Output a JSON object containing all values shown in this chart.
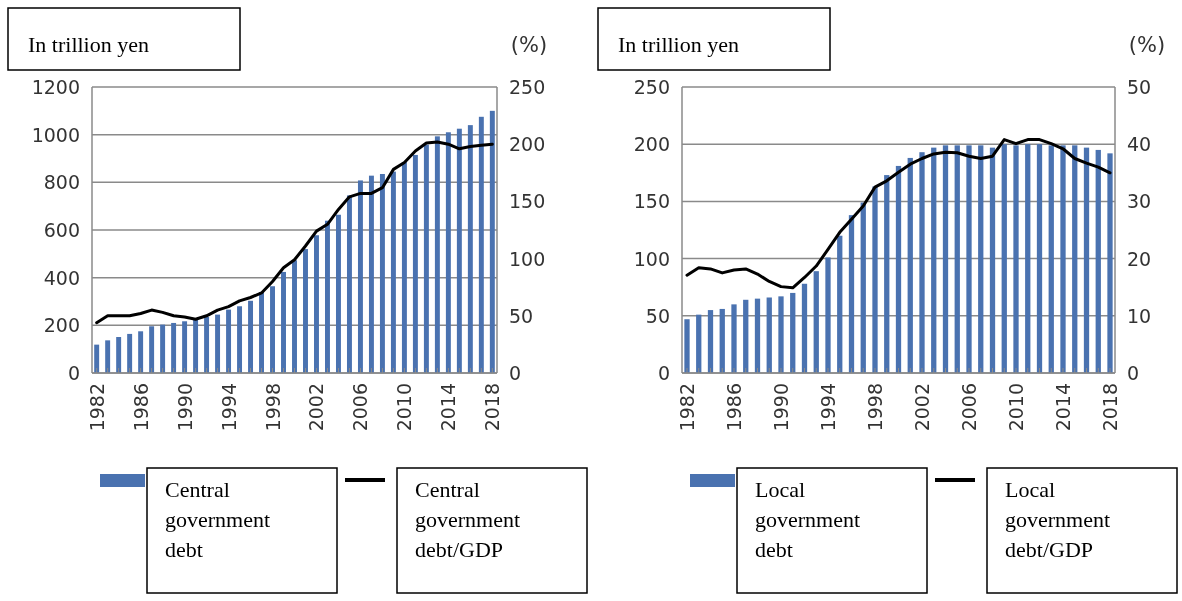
{
  "chart_data": [
    {
      "type": "bar",
      "ylabel": "In trillion yen",
      "y2label": "(%)",
      "categories": [
        "1982",
        null,
        null,
        null,
        "1986",
        null,
        null,
        null,
        "1990",
        null,
        null,
        null,
        "1994",
        null,
        null,
        null,
        "1998",
        null,
        null,
        null,
        "2002",
        null,
        null,
        null,
        "2006",
        null,
        null,
        null,
        "2010",
        null,
        null,
        null,
        "2014",
        null,
        null,
        null,
        "2018"
      ],
      "series": [
        {
          "name": "Central government debt",
          "color": "#4a72b0",
          "values": [
            119,
            137,
            151,
            164,
            175,
            196,
            203,
            210,
            217,
            224,
            235,
            245,
            266,
            280,
            303,
            340,
            364,
            424,
            473,
            520,
            578,
            639,
            664,
            745,
            808,
            828,
            835,
            845,
            885,
            915,
            958,
            993,
            1010,
            1025,
            1040,
            1075,
            1100
          ]
        },
        {
          "name": "Central government debt/GDP",
          "type": "line",
          "axis": "y2",
          "color": "#000000",
          "values": [
            44,
            50,
            50,
            50,
            52,
            55,
            53,
            50,
            49,
            47,
            50,
            55,
            58,
            63,
            66,
            70,
            80,
            92,
            99,
            111,
            124,
            130,
            143,
            154,
            157,
            157,
            162,
            178,
            184,
            194,
            201,
            202,
            200,
            196,
            198,
            199,
            200
          ]
        }
      ],
      "ylim": [
        0,
        1200
      ],
      "yticks": [
        0,
        200,
        400,
        600,
        800,
        1000,
        1200
      ],
      "y2lim": [
        0,
        250
      ],
      "y2ticks": [
        0,
        50,
        100,
        150,
        200,
        250
      ],
      "grid": "y",
      "legend": "bottom"
    },
    {
      "type": "bar",
      "ylabel": "In trillion yen",
      "y2label": "(%)",
      "categories": [
        "1982",
        null,
        null,
        null,
        "1986",
        null,
        null,
        null,
        "1990",
        null,
        null,
        null,
        "1994",
        null,
        null,
        null,
        "1998",
        null,
        null,
        null,
        "2002",
        null,
        null,
        null,
        "2006",
        null,
        null,
        null,
        "2010",
        null,
        null,
        null,
        "2014",
        null,
        null,
        null,
        "2018"
      ],
      "series": [
        {
          "name": "Local government debt",
          "color": "#4a72b0",
          "values": [
            47,
            51,
            55,
            56,
            60,
            64,
            65,
            66,
            67,
            70,
            78,
            89,
            101,
            120,
            138,
            149,
            163,
            173,
            181,
            188,
            193,
            197,
            199,
            199,
            199,
            199,
            197,
            200,
            199,
            200,
            200,
            199,
            199,
            199,
            197,
            195,
            192
          ]
        },
        {
          "name": "Local government debt/GDP",
          "type": "line",
          "axis": "y2",
          "color": "#000000",
          "values": [
            17.1,
            18.4,
            18.2,
            17.5,
            18,
            18.2,
            17.3,
            16,
            15.1,
            14.9,
            16.7,
            18.7,
            21.6,
            24.6,
            26.9,
            29.2,
            32.5,
            33.6,
            35.1,
            36.5,
            37.5,
            38.3,
            38.6,
            38.5,
            37.9,
            37.5,
            37.9,
            40.8,
            40.1,
            40.8,
            40.8,
            40.1,
            39.2,
            37.5,
            36.7,
            36,
            35
          ]
        }
      ],
      "ylim": [
        0,
        250
      ],
      "yticks": [
        0,
        50,
        100,
        150,
        200,
        250
      ],
      "y2lim": [
        0,
        50
      ],
      "y2ticks": [
        0,
        10,
        20,
        30,
        40,
        50
      ],
      "grid": "y",
      "legend": "bottom"
    }
  ]
}
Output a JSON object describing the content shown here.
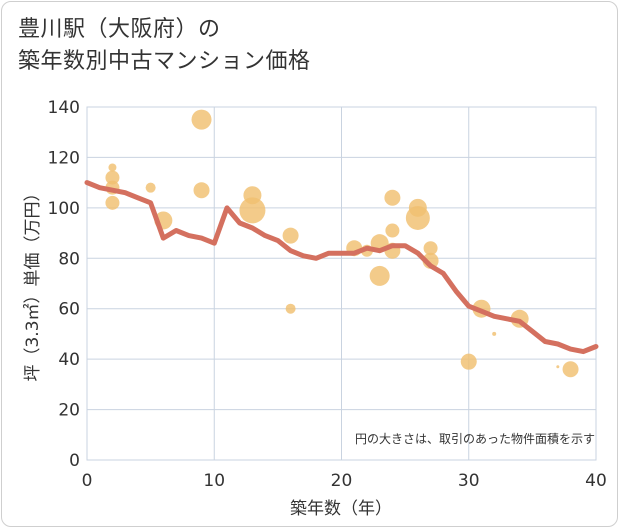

════════════════

#### Task:
Pick out all lines from the data above in which the word "shown" appears.

#### Answer to this problem:
Output a JSON object containing all values shown in this chart.
Output a JSON object describing the content shown here.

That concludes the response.